*Required work*.
Output the full listing below exactly as it reads, and skip anything that is a picture.

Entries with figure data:
>> Start
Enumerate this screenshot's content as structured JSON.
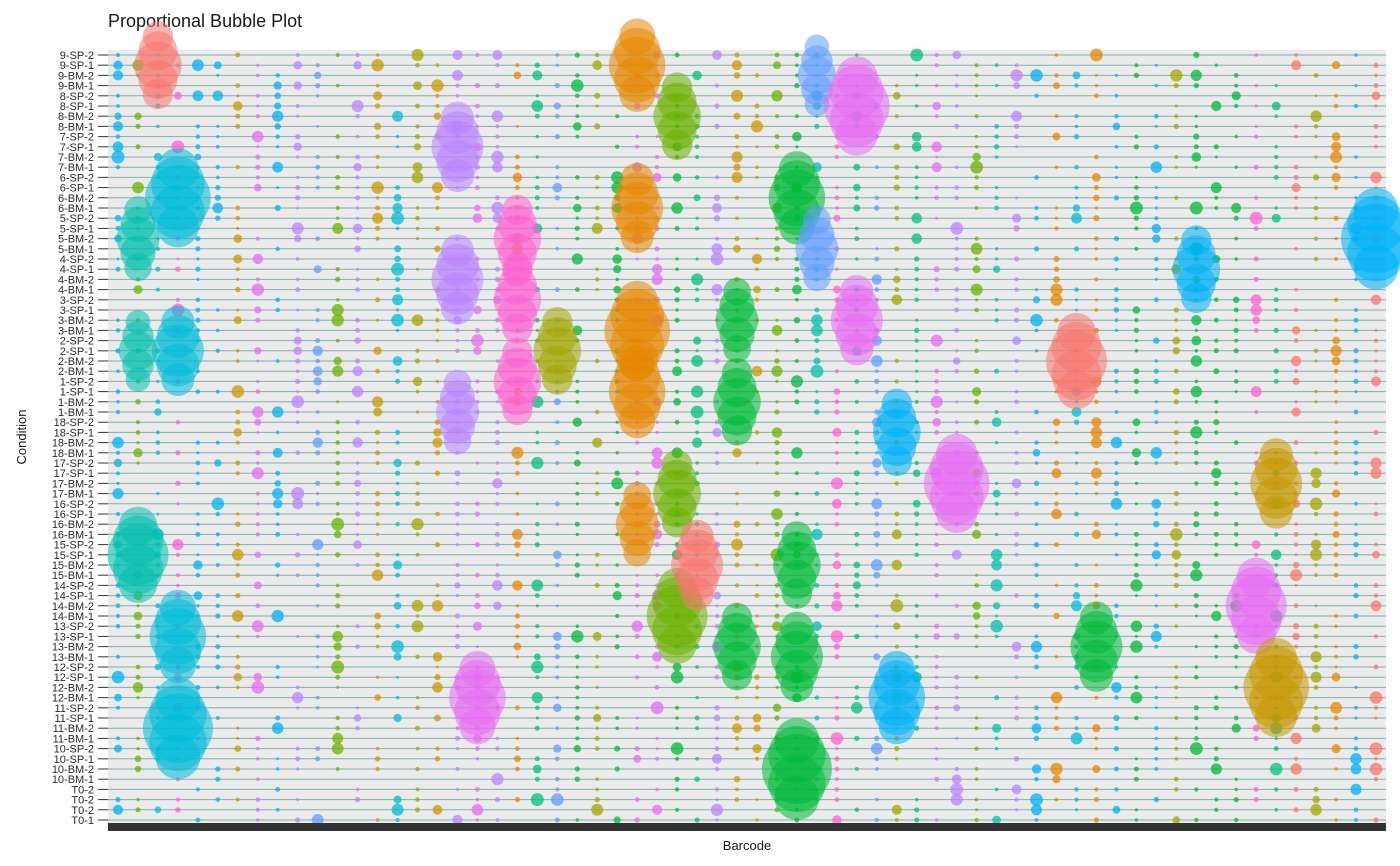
{
  "chart_data": {
    "type": "scatter",
    "subtype": "proportional-bubble",
    "title": "Proportional Bubble Plot",
    "xlabel": "Barcode",
    "ylabel": "Condition",
    "x_tick_labels_shown": false,
    "grid": true,
    "legend": "none",
    "conditions": [
      "9-SP-2",
      "9-SP-1",
      "9-BM-2",
      "9-BM-1",
      "8-SP-2",
      "8-SP-1",
      "8-BM-2",
      "8-BM-1",
      "7-SP-2",
      "7-SP-1",
      "7-BM-2",
      "7-BM-1",
      "6-SP-2",
      "6-SP-1",
      "6-BM-2",
      "6-BM-1",
      "5-SP-2",
      "5-SP-1",
      "5-BM-2",
      "5-BM-1",
      "4-SP-2",
      "4-SP-1",
      "4-BM-2",
      "4-BM-1",
      "3-SP-2",
      "3-SP-1",
      "3-BM-2",
      "3-BM-1",
      "2-SP-2",
      "2-SP-1",
      "2-BM-2",
      "2-BM-1",
      "1-SP-2",
      "1-SP-1",
      "1-BM-2",
      "1-BM-1",
      "18-SP-2",
      "18-SP-1",
      "18-BM-2",
      "18-BM-1",
      "17-SP-2",
      "17-SP-1",
      "17-BM-2",
      "17-BM-1",
      "16-SP-2",
      "16-SP-1",
      "16-BM-2",
      "16-BM-1",
      "15-SP-2",
      "15-SP-1",
      "15-BM-2",
      "15-BM-1",
      "14-SP-2",
      "14-SP-1",
      "14-BM-2",
      "14-BM-1",
      "13-SP-2",
      "13-SP-1",
      "13-BM-2",
      "13-BM-1",
      "12-SP-2",
      "12-SP-1",
      "12-BM-2",
      "12-BM-1",
      "11-SP-2",
      "11-SP-1",
      "11-BM-2",
      "11-BM-1",
      "10-SP-2",
      "10-SP-1",
      "10-BM-2",
      "10-BM-1",
      "T0-2",
      "T0-2",
      "T0-2",
      "T0-1"
    ],
    "palette": [
      "#F8766D",
      "#E58700",
      "#C99800",
      "#A3A500",
      "#6BB100",
      "#00BA38",
      "#00BF7D",
      "#00C0AF",
      "#00BCD8",
      "#00B0F6",
      "#619CFF",
      "#B983FF",
      "#E76BF3",
      "#FD61D1"
    ],
    "major_clones": [
      {
        "barcode": 3,
        "color": "#00BCD8",
        "cells": [
          {
            "row": 14,
            "size": 0.55
          },
          {
            "row": 66,
            "size": 0.6
          },
          {
            "row": 57,
            "size": 0.45
          },
          {
            "row": 29,
            "size": 0.4
          }
        ]
      },
      {
        "barcode": 1,
        "color": "#00C0AF",
        "cells": [
          {
            "row": 49,
            "size": 0.5
          },
          {
            "row": 18,
            "size": 0.3
          },
          {
            "row": 29,
            "size": 0.25
          }
        ]
      },
      {
        "barcode": 2,
        "color": "#F8766D",
        "cells": [
          {
            "row": 1,
            "size": 0.35
          }
        ]
      },
      {
        "barcode": 16,
        "color": "#B983FF",
        "cells": [
          {
            "row": 9,
            "size": 0.4
          },
          {
            "row": 22,
            "size": 0.4
          },
          {
            "row": 35,
            "size": 0.3
          }
        ]
      },
      {
        "barcode": 17,
        "color": "#E76BF3",
        "cells": [
          {
            "row": 63,
            "size": 0.45
          }
        ]
      },
      {
        "barcode": 19,
        "color": "#FD61D1",
        "cells": [
          {
            "row": 18,
            "size": 0.35
          },
          {
            "row": 24,
            "size": 0.35
          },
          {
            "row": 32,
            "size": 0.35
          }
        ]
      },
      {
        "barcode": 21,
        "color": "#A3A500",
        "cells": [
          {
            "row": 29,
            "size": 0.35
          }
        ]
      },
      {
        "barcode": 25,
        "color": "#E58700",
        "cells": [
          {
            "row": 1,
            "size": 0.45
          },
          {
            "row": 15,
            "size": 0.4
          },
          {
            "row": 27,
            "size": 0.55
          },
          {
            "row": 33,
            "size": 0.45
          },
          {
            "row": 46,
            "size": 0.3
          }
        ]
      },
      {
        "barcode": 27,
        "color": "#6BB100",
        "cells": [
          {
            "row": 55,
            "size": 0.5
          },
          {
            "row": 43,
            "size": 0.35
          },
          {
            "row": 6,
            "size": 0.35
          }
        ]
      },
      {
        "barcode": 28,
        "color": "#F8766D",
        "cells": [
          {
            "row": 50,
            "size": 0.4
          }
        ]
      },
      {
        "barcode": 30,
        "color": "#00BA38",
        "cells": [
          {
            "row": 34,
            "size": 0.35
          },
          {
            "row": 26,
            "size": 0.3
          },
          {
            "row": 58,
            "size": 0.35
          }
        ]
      },
      {
        "barcode": 33,
        "color": "#00BA38",
        "cells": [
          {
            "row": 14,
            "size": 0.45
          },
          {
            "row": 70,
            "size": 0.6
          },
          {
            "row": 59,
            "size": 0.4
          },
          {
            "row": 50,
            "size": 0.35
          }
        ]
      },
      {
        "barcode": 34,
        "color": "#619CFF",
        "cells": [
          {
            "row": 19,
            "size": 0.3
          },
          {
            "row": 2,
            "size": 0.25
          }
        ]
      },
      {
        "barcode": 36,
        "color": "#E76BF3",
        "cells": [
          {
            "row": 5,
            "size": 0.55
          },
          {
            "row": 26,
            "size": 0.4
          }
        ]
      },
      {
        "barcode": 38,
        "color": "#00B0F6",
        "cells": [
          {
            "row": 63,
            "size": 0.45
          },
          {
            "row": 37,
            "size": 0.35
          }
        ]
      },
      {
        "barcode": 41,
        "color": "#E76BF3",
        "cells": [
          {
            "row": 42,
            "size": 0.55
          }
        ]
      },
      {
        "barcode": 46,
        "color": "#F8766D",
        "cells": [
          {
            "row": 30,
            "size": 0.5
          }
        ]
      },
      {
        "barcode": 47,
        "color": "#00BA38",
        "cells": [
          {
            "row": 58,
            "size": 0.4
          }
        ]
      },
      {
        "barcode": 52,
        "color": "#00B0F6",
        "cells": [
          {
            "row": 21,
            "size": 0.35
          }
        ]
      },
      {
        "barcode": 55,
        "color": "#E76BF3",
        "cells": [
          {
            "row": 54,
            "size": 0.5
          }
        ]
      },
      {
        "barcode": 56,
        "color": "#C99800",
        "cells": [
          {
            "row": 62,
            "size": 0.55
          },
          {
            "row": 42,
            "size": 0.4
          }
        ]
      },
      {
        "barcode": 61,
        "color": "#00B0F6",
        "cells": [
          {
            "row": 18,
            "size": 0.6
          }
        ]
      }
    ]
  }
}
>> End
*Solved problem*.
Enumerate this screenshot's content as structured JSON.
{
  "chart_data": {
    "type": "scatter",
    "subtype": "proportional-bubble",
    "title": "Proportional Bubble Plot",
    "xlabel": "Barcode",
    "ylabel": "Condition",
    "x_tick_labels_shown": false,
    "grid": true,
    "legend": "none",
    "conditions": [
      "9-SP-2",
      "9-SP-1",
      "9-BM-2",
      "9-BM-1",
      "8-SP-2",
      "8-SP-1",
      "8-BM-2",
      "8-BM-1",
      "7-SP-2",
      "7-SP-1",
      "7-BM-2",
      "7-BM-1",
      "6-SP-2",
      "6-SP-1",
      "6-BM-2",
      "6-BM-1",
      "5-SP-2",
      "5-SP-1",
      "5-BM-2",
      "5-BM-1",
      "4-SP-2",
      "4-SP-1",
      "4-BM-2",
      "4-BM-1",
      "3-SP-2",
      "3-SP-1",
      "3-BM-2",
      "3-BM-1",
      "2-SP-2",
      "2-SP-1",
      "2-BM-2",
      "2-BM-1",
      "1-SP-2",
      "1-SP-1",
      "1-BM-2",
      "1-BM-1",
      "18-SP-2",
      "18-SP-1",
      "18-BM-2",
      "18-BM-1",
      "17-SP-2",
      "17-SP-1",
      "17-BM-2",
      "17-BM-1",
      "16-SP-2",
      "16-SP-1",
      "16-BM-2",
      "16-BM-1",
      "15-SP-2",
      "15-SP-1",
      "15-BM-2",
      "15-BM-1",
      "14-SP-2",
      "14-SP-1",
      "14-BM-2",
      "14-BM-1",
      "13-SP-2",
      "13-SP-1",
      "13-BM-2",
      "13-BM-1",
      "12-SP-2",
      "12-SP-1",
      "12-BM-2",
      "12-BM-1",
      "11-SP-2",
      "11-SP-1",
      "11-BM-2",
      "11-BM-1",
      "10-SP-2",
      "10-SP-1",
      "10-BM-2",
      "10-BM-1",
      "T0-2",
      "T0-2",
      "T0-2",
      "T0-1"
    ],
    "palette": [
      "#F8766D",
      "#E58700",
      "#C99800",
      "#A3A500",
      "#6BB100",
      "#00BA38",
      "#00BF7D",
      "#00C0AF",
      "#00BCD8",
      "#00B0F6",
      "#619CFF",
      "#B983FF",
      "#E76BF3",
      "#FD61D1"
    ],
    "major_clones": [
      {
        "barcode": 3,
        "color": "#00BCD8",
        "cells": [
          {
            "row": 14,
            "size": 0.55
          },
          {
            "row": 66,
            "size": 0.6
          },
          {
            "row": 57,
            "size": 0.45
          },
          {
            "row": 29,
            "size": 0.4
          }
        ]
      },
      {
        "barcode": 1,
        "color": "#00C0AF",
        "cells": [
          {
            "row": 49,
            "size": 0.5
          },
          {
            "row": 18,
            "size": 0.3
          },
          {
            "row": 29,
            "size": 0.25
          }
        ]
      },
      {
        "barcode": 2,
        "color": "#F8766D",
        "cells": [
          {
            "row": 1,
            "size": 0.35
          }
        ]
      },
      {
        "barcode": 16,
        "color": "#B983FF",
        "cells": [
          {
            "row": 9,
            "size": 0.4
          },
          {
            "row": 22,
            "size": 0.4
          },
          {
            "row": 35,
            "size": 0.3
          }
        ]
      },
      {
        "barcode": 17,
        "color": "#E76BF3",
        "cells": [
          {
            "row": 63,
            "size": 0.45
          }
        ]
      },
      {
        "barcode": 19,
        "color": "#FD61D1",
        "cells": [
          {
            "row": 18,
            "size": 0.35
          },
          {
            "row": 24,
            "size": 0.35
          },
          {
            "row": 32,
            "size": 0.35
          }
        ]
      },
      {
        "barcode": 21,
        "color": "#A3A500",
        "cells": [
          {
            "row": 29,
            "size": 0.35
          }
        ]
      },
      {
        "barcode": 25,
        "color": "#E58700",
        "cells": [
          {
            "row": 1,
            "size": 0.45
          },
          {
            "row": 15,
            "size": 0.4
          },
          {
            "row": 27,
            "size": 0.55
          },
          {
            "row": 33,
            "size": 0.45
          },
          {
            "row": 46,
            "size": 0.3
          }
        ]
      },
      {
        "barcode": 27,
        "color": "#6BB100",
        "cells": [
          {
            "row": 55,
            "size": 0.5
          },
          {
            "row": 43,
            "size": 0.35
          },
          {
            "row": 6,
            "size": 0.35
          }
        ]
      },
      {
        "barcode": 28,
        "color": "#F8766D",
        "cells": [
          {
            "row": 50,
            "size": 0.4
          }
        ]
      },
      {
        "barcode": 30,
        "color": "#00BA38",
        "cells": [
          {
            "row": 34,
            "size": 0.35
          },
          {
            "row": 26,
            "size": 0.3
          },
          {
            "row": 58,
            "size": 0.35
          }
        ]
      },
      {
        "barcode": 33,
        "color": "#00BA38",
        "cells": [
          {
            "row": 14,
            "size": 0.45
          },
          {
            "row": 70,
            "size": 0.6
          },
          {
            "row": 59,
            "size": 0.4
          },
          {
            "row": 50,
            "size": 0.35
          }
        ]
      },
      {
        "barcode": 34,
        "color": "#619CFF",
        "cells": [
          {
            "row": 19,
            "size": 0.3
          },
          {
            "row": 2,
            "size": 0.25
          }
        ]
      },
      {
        "barcode": 36,
        "color": "#E76BF3",
        "cells": [
          {
            "row": 5,
            "size": 0.55
          },
          {
            "row": 26,
            "size": 0.4
          }
        ]
      },
      {
        "barcode": 38,
        "color": "#00B0F6",
        "cells": [
          {
            "row": 63,
            "size": 0.45
          },
          {
            "row": 37,
            "size": 0.35
          }
        ]
      },
      {
        "barcode": 41,
        "color": "#E76BF3",
        "cells": [
          {
            "row": 42,
            "size": 0.55
          }
        ]
      },
      {
        "barcode": 46,
        "color": "#F8766D",
        "cells": [
          {
            "row": 30,
            "size": 0.5
          }
        ]
      },
      {
        "barcode": 47,
        "color": "#00BA38",
        "cells": [
          {
            "row": 58,
            "size": 0.4
          }
        ]
      },
      {
        "barcode": 52,
        "color": "#00B0F6",
        "cells": [
          {
            "row": 21,
            "size": 0.35
          }
        ]
      },
      {
        "barcode": 55,
        "color": "#E76BF3",
        "cells": [
          {
            "row": 54,
            "size": 0.5
          }
        ]
      },
      {
        "barcode": 56,
        "color": "#C99800",
        "cells": [
          {
            "row": 62,
            "size": 0.55
          },
          {
            "row": 42,
            "size": 0.4
          }
        ]
      },
      {
        "barcode": 61,
        "color": "#00B0F6",
        "cells": [
          {
            "row": 18,
            "size": 0.6
          }
        ]
      }
    ]
  }
}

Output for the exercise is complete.